(Dataset records)
──────────────────────────────

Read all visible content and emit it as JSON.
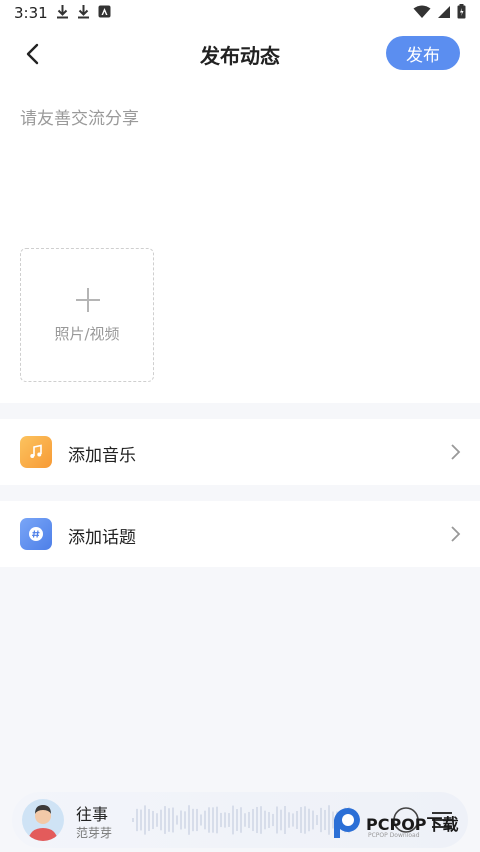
{
  "status_bar": {
    "time": "3:31"
  },
  "header": {
    "title": "发布动态",
    "publish_label": "发布"
  },
  "editor": {
    "placeholder": "请友善交流分享"
  },
  "media": {
    "label": "照片/视频"
  },
  "options": [
    {
      "label": "添加音乐",
      "icon": "music-note-icon",
      "color": "#f7a23a"
    },
    {
      "label": "添加话题",
      "icon": "hashtag-icon",
      "color": "#5b8ef0"
    }
  ],
  "player": {
    "title": "往事",
    "artist": "范芽芽"
  },
  "watermark": {
    "text": "PCPOP下载",
    "sub": "PCPOP Download"
  },
  "colors": {
    "accent": "#5b8ef0",
    "music": "#f7a23a",
    "background": "#f6f7fa"
  }
}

──────────────────────────────

Restate every record exactly, please; do not copy the pictures.

Read all visible content and emit it as JSON.
{
  "status_bar": {
    "time": "3:31"
  },
  "header": {
    "title": "发布动态",
    "publish_label": "发布"
  },
  "editor": {
    "placeholder": "请友善交流分享"
  },
  "media": {
    "label": "照片/视频"
  },
  "options": [
    {
      "label": "添加音乐",
      "icon": "music-note-icon",
      "color": "#f7a23a"
    },
    {
      "label": "添加话题",
      "icon": "hashtag-icon",
      "color": "#5b8ef0"
    }
  ],
  "player": {
    "title": "往事",
    "artist": "范芽芽"
  },
  "watermark": {
    "text": "PCPOP下载",
    "sub": "PCPOP Download"
  },
  "colors": {
    "accent": "#5b8ef0",
    "music": "#f7a23a",
    "background": "#f6f7fa"
  }
}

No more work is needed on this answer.